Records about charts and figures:
· · · ·

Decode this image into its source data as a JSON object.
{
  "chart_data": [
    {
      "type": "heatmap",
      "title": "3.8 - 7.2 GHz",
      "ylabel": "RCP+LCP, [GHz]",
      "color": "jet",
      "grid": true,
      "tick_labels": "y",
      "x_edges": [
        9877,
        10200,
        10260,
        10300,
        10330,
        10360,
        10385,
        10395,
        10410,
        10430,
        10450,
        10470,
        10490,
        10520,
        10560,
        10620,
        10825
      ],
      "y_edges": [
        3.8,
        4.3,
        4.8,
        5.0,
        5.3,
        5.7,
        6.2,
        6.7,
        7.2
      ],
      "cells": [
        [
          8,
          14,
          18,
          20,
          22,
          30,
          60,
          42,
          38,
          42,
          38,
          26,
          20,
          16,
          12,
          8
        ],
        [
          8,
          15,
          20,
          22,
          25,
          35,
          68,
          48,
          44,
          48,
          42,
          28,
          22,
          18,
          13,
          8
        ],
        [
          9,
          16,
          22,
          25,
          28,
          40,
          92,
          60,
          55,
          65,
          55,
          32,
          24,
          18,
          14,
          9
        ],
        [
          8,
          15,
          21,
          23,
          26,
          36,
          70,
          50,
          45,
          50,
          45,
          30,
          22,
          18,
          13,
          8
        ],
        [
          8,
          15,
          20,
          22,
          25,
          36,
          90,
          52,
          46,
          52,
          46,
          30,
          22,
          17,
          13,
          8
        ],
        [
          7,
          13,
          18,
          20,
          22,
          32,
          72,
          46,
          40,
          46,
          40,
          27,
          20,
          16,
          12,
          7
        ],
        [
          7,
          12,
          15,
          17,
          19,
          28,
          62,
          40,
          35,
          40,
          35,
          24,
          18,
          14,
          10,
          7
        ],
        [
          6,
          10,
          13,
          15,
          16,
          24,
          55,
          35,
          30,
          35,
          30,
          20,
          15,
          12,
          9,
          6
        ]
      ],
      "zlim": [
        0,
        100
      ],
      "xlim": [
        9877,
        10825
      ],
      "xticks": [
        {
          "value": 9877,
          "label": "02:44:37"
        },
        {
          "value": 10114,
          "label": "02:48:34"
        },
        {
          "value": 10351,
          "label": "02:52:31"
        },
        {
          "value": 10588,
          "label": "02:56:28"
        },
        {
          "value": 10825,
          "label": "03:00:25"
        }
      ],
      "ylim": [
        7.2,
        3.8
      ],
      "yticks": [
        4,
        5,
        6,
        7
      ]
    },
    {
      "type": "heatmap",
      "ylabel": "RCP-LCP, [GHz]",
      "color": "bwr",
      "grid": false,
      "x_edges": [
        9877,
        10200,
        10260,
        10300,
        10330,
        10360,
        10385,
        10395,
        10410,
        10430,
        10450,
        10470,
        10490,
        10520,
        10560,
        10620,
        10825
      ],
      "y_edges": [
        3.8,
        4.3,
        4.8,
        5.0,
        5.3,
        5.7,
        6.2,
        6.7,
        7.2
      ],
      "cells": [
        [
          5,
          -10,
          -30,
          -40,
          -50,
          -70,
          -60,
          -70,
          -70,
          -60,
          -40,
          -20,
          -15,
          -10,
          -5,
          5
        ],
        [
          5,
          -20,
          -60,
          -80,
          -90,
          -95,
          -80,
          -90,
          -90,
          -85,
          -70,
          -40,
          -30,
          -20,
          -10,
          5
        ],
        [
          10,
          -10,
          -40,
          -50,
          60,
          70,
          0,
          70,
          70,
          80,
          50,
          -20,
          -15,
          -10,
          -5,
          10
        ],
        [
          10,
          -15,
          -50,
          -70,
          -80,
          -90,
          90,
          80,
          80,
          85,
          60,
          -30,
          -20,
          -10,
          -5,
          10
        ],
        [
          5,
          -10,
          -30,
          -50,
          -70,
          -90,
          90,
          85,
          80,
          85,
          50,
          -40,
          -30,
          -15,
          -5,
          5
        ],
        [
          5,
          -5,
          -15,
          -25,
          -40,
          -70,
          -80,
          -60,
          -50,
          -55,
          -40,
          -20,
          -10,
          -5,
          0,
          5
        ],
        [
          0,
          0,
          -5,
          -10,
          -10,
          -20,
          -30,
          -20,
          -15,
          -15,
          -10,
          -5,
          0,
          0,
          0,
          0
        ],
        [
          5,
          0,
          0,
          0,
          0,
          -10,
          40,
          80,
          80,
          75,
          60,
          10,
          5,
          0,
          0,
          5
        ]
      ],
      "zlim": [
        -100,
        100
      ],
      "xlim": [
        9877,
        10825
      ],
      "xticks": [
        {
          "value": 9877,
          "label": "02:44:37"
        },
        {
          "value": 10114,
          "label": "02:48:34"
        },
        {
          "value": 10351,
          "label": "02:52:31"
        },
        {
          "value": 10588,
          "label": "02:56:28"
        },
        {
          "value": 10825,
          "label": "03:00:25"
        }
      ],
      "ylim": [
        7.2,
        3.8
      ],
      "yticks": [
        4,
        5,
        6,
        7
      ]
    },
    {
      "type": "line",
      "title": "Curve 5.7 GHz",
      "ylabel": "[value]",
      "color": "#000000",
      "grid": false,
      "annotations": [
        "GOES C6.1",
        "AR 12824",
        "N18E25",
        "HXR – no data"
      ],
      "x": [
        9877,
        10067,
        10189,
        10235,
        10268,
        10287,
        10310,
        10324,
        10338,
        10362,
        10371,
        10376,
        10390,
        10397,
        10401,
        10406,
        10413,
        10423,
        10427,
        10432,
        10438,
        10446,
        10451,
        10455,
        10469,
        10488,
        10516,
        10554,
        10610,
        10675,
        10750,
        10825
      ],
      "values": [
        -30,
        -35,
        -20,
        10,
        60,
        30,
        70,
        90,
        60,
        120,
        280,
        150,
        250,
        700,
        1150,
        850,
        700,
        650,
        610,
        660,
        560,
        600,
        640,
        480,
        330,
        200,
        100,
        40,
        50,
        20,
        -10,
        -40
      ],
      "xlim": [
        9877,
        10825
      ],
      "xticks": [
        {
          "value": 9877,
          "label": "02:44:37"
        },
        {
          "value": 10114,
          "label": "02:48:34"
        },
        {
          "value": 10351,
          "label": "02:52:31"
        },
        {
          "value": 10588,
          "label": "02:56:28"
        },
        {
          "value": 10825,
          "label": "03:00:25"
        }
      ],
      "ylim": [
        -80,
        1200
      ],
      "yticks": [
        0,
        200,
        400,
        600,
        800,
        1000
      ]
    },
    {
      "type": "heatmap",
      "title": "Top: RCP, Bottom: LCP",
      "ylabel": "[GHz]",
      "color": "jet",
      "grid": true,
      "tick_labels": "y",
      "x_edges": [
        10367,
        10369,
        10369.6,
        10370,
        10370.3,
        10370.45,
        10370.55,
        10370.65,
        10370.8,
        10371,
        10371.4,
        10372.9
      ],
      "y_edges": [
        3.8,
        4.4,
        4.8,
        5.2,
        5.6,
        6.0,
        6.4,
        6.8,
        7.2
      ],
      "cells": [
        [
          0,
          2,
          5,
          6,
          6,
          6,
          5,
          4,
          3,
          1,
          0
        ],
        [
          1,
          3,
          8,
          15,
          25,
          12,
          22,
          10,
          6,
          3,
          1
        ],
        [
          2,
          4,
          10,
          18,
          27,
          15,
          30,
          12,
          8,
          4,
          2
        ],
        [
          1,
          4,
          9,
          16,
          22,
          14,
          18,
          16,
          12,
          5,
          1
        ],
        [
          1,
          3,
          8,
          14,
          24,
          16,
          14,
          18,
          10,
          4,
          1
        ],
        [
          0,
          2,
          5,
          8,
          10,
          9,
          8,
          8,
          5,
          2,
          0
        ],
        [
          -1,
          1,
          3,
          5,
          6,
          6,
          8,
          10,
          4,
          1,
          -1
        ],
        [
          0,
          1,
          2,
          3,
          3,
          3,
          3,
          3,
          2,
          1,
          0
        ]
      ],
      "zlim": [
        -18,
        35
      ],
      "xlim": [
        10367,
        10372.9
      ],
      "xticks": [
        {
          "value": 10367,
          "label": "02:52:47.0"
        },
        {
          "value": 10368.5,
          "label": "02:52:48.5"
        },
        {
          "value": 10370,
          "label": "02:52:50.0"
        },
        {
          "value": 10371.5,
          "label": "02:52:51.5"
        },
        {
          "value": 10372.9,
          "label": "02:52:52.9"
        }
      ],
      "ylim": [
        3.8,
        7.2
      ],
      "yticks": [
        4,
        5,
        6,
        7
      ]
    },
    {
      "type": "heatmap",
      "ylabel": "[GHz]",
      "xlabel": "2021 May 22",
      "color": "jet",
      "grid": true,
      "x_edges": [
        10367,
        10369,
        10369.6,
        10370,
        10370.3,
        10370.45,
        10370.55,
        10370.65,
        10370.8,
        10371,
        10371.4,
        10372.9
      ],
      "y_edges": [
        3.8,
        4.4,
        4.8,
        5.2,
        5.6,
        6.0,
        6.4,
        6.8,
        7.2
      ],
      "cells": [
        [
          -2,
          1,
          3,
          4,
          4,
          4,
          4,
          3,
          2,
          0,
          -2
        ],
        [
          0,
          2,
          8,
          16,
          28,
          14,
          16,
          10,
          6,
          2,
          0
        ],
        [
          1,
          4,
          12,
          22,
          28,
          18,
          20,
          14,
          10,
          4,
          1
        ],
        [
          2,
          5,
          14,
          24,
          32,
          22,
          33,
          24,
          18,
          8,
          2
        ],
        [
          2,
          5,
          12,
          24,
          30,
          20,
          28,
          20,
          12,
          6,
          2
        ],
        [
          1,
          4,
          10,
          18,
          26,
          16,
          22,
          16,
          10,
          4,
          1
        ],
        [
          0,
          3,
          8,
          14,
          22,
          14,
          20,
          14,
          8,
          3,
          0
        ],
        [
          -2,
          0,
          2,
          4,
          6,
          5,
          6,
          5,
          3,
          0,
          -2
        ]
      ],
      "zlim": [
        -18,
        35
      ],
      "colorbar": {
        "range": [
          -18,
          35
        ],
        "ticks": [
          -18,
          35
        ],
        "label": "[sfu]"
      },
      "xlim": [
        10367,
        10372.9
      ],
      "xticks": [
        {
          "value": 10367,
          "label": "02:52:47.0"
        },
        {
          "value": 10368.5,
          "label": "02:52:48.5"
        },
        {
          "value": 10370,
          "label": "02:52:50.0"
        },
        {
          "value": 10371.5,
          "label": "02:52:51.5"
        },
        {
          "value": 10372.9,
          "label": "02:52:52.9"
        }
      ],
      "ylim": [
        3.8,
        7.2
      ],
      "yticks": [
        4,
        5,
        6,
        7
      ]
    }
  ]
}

· · · ·

#### [What is needed]
Which lines include the word "title"? Copy every one of them.

#### [Task output]
      "title": "3.8 - 7.2 GHz",
      "title": "Curve 5.7 GHz",
      "title": "Top: RCP, Bottom: LCP",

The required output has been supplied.